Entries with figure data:
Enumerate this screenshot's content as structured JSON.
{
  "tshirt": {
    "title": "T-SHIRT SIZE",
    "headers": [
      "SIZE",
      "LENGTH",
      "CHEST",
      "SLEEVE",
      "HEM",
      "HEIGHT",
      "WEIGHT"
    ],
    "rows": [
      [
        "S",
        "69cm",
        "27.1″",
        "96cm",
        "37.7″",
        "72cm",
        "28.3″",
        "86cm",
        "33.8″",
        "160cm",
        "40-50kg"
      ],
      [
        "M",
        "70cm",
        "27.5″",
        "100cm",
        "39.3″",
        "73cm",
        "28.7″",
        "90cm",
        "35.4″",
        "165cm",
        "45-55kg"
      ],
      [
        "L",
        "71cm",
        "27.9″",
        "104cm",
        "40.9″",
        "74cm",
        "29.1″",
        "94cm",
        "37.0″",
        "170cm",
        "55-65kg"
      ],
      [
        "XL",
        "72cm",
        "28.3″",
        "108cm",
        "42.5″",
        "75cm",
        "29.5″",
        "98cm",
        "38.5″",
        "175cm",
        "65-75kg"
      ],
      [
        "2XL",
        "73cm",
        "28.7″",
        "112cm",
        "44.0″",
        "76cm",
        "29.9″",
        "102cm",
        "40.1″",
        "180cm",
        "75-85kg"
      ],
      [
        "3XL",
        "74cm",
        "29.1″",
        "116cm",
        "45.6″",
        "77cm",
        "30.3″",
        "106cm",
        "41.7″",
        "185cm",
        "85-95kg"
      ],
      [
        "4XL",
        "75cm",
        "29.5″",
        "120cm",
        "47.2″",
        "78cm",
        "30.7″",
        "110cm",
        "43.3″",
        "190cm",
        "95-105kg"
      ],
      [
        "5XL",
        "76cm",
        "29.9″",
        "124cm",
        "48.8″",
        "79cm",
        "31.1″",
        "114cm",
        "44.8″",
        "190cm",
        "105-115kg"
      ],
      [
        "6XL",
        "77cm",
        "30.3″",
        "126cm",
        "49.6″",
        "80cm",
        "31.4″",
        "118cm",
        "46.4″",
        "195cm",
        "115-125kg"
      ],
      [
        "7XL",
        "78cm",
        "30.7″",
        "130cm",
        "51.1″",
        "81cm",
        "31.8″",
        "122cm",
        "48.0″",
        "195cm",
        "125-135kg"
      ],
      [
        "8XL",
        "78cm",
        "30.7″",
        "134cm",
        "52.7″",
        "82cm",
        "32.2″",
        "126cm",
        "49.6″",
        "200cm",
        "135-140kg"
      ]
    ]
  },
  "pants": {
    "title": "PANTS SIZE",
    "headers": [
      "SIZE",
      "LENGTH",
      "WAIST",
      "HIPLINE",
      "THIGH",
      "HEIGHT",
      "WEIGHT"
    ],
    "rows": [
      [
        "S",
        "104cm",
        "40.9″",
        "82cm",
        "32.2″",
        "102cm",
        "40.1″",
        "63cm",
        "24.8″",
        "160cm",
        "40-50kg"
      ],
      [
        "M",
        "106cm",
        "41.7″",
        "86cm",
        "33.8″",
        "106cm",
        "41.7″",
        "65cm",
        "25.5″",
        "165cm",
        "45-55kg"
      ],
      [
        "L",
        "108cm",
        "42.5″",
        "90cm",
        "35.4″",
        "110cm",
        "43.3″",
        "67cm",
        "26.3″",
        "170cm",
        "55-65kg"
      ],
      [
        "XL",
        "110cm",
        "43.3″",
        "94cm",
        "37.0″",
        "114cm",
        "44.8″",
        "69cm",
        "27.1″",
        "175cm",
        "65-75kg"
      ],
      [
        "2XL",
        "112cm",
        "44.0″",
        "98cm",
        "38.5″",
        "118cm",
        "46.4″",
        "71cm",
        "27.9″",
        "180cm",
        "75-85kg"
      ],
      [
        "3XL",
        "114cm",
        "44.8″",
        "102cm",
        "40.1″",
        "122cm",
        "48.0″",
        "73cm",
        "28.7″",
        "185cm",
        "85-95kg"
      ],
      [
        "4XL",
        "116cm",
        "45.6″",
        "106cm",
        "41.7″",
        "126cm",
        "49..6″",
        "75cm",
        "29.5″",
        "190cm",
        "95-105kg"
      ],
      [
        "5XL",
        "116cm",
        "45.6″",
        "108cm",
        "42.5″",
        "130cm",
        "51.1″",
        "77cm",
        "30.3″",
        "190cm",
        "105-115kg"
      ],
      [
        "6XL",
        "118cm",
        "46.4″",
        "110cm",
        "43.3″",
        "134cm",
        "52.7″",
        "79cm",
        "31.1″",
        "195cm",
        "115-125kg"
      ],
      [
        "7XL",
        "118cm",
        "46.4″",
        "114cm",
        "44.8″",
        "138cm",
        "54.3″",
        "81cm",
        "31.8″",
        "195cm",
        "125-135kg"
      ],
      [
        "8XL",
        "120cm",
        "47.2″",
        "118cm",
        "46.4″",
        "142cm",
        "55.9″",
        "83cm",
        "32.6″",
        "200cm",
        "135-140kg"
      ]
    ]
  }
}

◆ Exercise goal: Reproduce all data above, unchanged.

◆ Task solution:
Enumerate this screenshot's content as structured JSON.
{
  "tshirt": {
    "title": "T-SHIRT SIZE",
    "headers": [
      "SIZE",
      "LENGTH",
      "CHEST",
      "SLEEVE",
      "HEM",
      "HEIGHT",
      "WEIGHT"
    ],
    "rows": [
      [
        "S",
        "69cm",
        "27.1″",
        "96cm",
        "37.7″",
        "72cm",
        "28.3″",
        "86cm",
        "33.8″",
        "160cm",
        "40-50kg"
      ],
      [
        "M",
        "70cm",
        "27.5″",
        "100cm",
        "39.3″",
        "73cm",
        "28.7″",
        "90cm",
        "35.4″",
        "165cm",
        "45-55kg"
      ],
      [
        "L",
        "71cm",
        "27.9″",
        "104cm",
        "40.9″",
        "74cm",
        "29.1″",
        "94cm",
        "37.0″",
        "170cm",
        "55-65kg"
      ],
      [
        "XL",
        "72cm",
        "28.3″",
        "108cm",
        "42.5″",
        "75cm",
        "29.5″",
        "98cm",
        "38.5″",
        "175cm",
        "65-75kg"
      ],
      [
        "2XL",
        "73cm",
        "28.7″",
        "112cm",
        "44.0″",
        "76cm",
        "29.9″",
        "102cm",
        "40.1″",
        "180cm",
        "75-85kg"
      ],
      [
        "3XL",
        "74cm",
        "29.1″",
        "116cm",
        "45.6″",
        "77cm",
        "30.3″",
        "106cm",
        "41.7″",
        "185cm",
        "85-95kg"
      ],
      [
        "4XL",
        "75cm",
        "29.5″",
        "120cm",
        "47.2″",
        "78cm",
        "30.7″",
        "110cm",
        "43.3″",
        "190cm",
        "95-105kg"
      ],
      [
        "5XL",
        "76cm",
        "29.9″",
        "124cm",
        "48.8″",
        "79cm",
        "31.1″",
        "114cm",
        "44.8″",
        "190cm",
        "105-115kg"
      ],
      [
        "6XL",
        "77cm",
        "30.3″",
        "126cm",
        "49.6″",
        "80cm",
        "31.4″",
        "118cm",
        "46.4″",
        "195cm",
        "115-125kg"
      ],
      [
        "7XL",
        "78cm",
        "30.7″",
        "130cm",
        "51.1″",
        "81cm",
        "31.8″",
        "122cm",
        "48.0″",
        "195cm",
        "125-135kg"
      ],
      [
        "8XL",
        "78cm",
        "30.7″",
        "134cm",
        "52.7″",
        "82cm",
        "32.2″",
        "126cm",
        "49.6″",
        "200cm",
        "135-140kg"
      ]
    ]
  },
  "pants": {
    "title": "PANTS SIZE",
    "headers": [
      "SIZE",
      "LENGTH",
      "WAIST",
      "HIPLINE",
      "THIGH",
      "HEIGHT",
      "WEIGHT"
    ],
    "rows": [
      [
        "S",
        "104cm",
        "40.9″",
        "82cm",
        "32.2″",
        "102cm",
        "40.1″",
        "63cm",
        "24.8″",
        "160cm",
        "40-50kg"
      ],
      [
        "M",
        "106cm",
        "41.7″",
        "86cm",
        "33.8″",
        "106cm",
        "41.7″",
        "65cm",
        "25.5″",
        "165cm",
        "45-55kg"
      ],
      [
        "L",
        "108cm",
        "42.5″",
        "90cm",
        "35.4″",
        "110cm",
        "43.3″",
        "67cm",
        "26.3″",
        "170cm",
        "55-65kg"
      ],
      [
        "XL",
        "110cm",
        "43.3″",
        "94cm",
        "37.0″",
        "114cm",
        "44.8″",
        "69cm",
        "27.1″",
        "175cm",
        "65-75kg"
      ],
      [
        "2XL",
        "112cm",
        "44.0″",
        "98cm",
        "38.5″",
        "118cm",
        "46.4″",
        "71cm",
        "27.9″",
        "180cm",
        "75-85kg"
      ],
      [
        "3XL",
        "114cm",
        "44.8″",
        "102cm",
        "40.1″",
        "122cm",
        "48.0″",
        "73cm",
        "28.7″",
        "185cm",
        "85-95kg"
      ],
      [
        "4XL",
        "116cm",
        "45.6″",
        "106cm",
        "41.7″",
        "126cm",
        "49..6″",
        "75cm",
        "29.5″",
        "190cm",
        "95-105kg"
      ],
      [
        "5XL",
        "116cm",
        "45.6″",
        "108cm",
        "42.5″",
        "130cm",
        "51.1″",
        "77cm",
        "30.3″",
        "190cm",
        "105-115kg"
      ],
      [
        "6XL",
        "118cm",
        "46.4″",
        "110cm",
        "43.3″",
        "134cm",
        "52.7″",
        "79cm",
        "31.1″",
        "195cm",
        "115-125kg"
      ],
      [
        "7XL",
        "118cm",
        "46.4″",
        "114cm",
        "44.8″",
        "138cm",
        "54.3″",
        "81cm",
        "31.8″",
        "195cm",
        "125-135kg"
      ],
      [
        "8XL",
        "120cm",
        "47.2″",
        "118cm",
        "46.4″",
        "142cm",
        "55.9″",
        "83cm",
        "32.6″",
        "200cm",
        "135-140kg"
      ]
    ]
  }
}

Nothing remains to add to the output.